Reproduce each line exactly.

:: Provided data

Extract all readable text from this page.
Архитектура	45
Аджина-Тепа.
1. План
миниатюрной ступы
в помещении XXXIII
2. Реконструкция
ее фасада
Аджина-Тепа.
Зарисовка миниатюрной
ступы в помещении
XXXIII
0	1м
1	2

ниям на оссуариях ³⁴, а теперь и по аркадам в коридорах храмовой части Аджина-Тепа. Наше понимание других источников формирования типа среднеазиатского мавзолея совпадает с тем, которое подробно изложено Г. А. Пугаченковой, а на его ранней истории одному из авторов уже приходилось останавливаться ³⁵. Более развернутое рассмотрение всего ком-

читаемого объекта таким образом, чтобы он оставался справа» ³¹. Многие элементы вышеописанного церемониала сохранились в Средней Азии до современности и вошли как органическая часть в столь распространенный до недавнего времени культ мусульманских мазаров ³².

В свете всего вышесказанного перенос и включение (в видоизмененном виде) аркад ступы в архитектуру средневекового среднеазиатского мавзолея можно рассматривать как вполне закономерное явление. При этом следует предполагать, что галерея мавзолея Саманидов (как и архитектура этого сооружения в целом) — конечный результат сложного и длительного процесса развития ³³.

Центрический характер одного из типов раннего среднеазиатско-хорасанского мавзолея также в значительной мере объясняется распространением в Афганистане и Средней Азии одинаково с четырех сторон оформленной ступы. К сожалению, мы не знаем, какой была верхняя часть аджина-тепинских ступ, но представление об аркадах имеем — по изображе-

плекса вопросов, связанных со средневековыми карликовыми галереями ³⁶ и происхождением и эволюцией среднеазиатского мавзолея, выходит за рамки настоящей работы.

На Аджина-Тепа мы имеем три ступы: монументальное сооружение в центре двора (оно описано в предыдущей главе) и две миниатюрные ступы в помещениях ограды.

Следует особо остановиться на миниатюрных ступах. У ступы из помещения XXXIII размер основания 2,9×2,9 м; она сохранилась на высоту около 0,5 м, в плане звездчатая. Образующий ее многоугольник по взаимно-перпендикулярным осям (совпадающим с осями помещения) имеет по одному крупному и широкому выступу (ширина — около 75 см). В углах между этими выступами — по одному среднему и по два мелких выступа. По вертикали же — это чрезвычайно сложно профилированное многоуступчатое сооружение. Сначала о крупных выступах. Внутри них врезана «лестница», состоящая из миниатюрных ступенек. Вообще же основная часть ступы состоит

::::

Exercise response:
Extract all readable text from this page.
Архитектура	45
Аджина-Тепа.
1. План
миниатюрной ступы
в помещении XXXIII
2. Реконструкция
ее фасада
Аджина-Тепа.
Зарисовка миниатюрной
ступы в помещении
XXXIII
0	1м
1	2

ниям на оссуариях ³⁴, а теперь и по аркадам в коридорах храмовой части Аджина-Тепа. Наше понимание других источников формирования типа среднеазиатского мавзолея совпадает с тем, которое подробно изложено Г. А. Пугаченковой, а на его ранней истории одному из авторов уже приходилось останавливаться ³⁵. Более развернутое рассмотрение всего ком-

читаемого объекта таким образом, чтобы он оставался справа» ³¹. Многие элементы вышеописанного церемониала сохранились в Средней Азии до современности и вошли как органическая часть в столь распространенный до недавнего времени культ мусульманских мазаров ³².

В свете всего вышесказанного перенос и включение (в видоизмененном виде) аркад ступы в архитектуру средневекового среднеазиатского мавзолея можно рассматривать как вполне закономерное явление. При этом следует предполагать, что галерея мавзолея Саманидов (как и архитектура этого сооружения в целом) — конечный результат сложного и длительного процесса развития ³³.

Центрический характер одного из типов раннего среднеазиатско-хорасанского мавзолея также в значительной мере объясняется распространением в Афганистане и Средней Азии одинаково с четырех сторон оформленной ступы. К сожалению, мы не знаем, какой была верхняя часть аджина-тепинских ступ, но представление об аркадах имеем — по изображе-

плекса вопросов, связанных со средневековыми карликовыми галереями ³⁶ и происхождением и эволюцией среднеазиатского мавзолея, выходит за рамки настоящей работы.

На Аджина-Тепа мы имеем три ступы: монументальное сооружение в центре двора (оно описано в предыдущей главе) и две миниатюрные ступы в помещениях ограды.

Следует особо остановиться на миниатюрных ступах. У ступы из помещения XXXIII размер основания 2,9×2,9 м; она сохранилась на высоту около 0,5 м, в плане звездчатая. Образующий ее многоугольник по взаимно-перпендикулярным осям (совпадающим с осями помещения) имеет по одному крупному и широкому выступу (ширина — около 75 см). В углах между этими выступами — по одному среднему и по два мелких выступа. По вертикали же — это чрезвычайно сложно профилированное многоуступчатое сооружение. Сначала о крупных выступах. Внутри них врезана «лестница», состоящая из миниатюрных ступенек. Вообще же основная часть ступы состоит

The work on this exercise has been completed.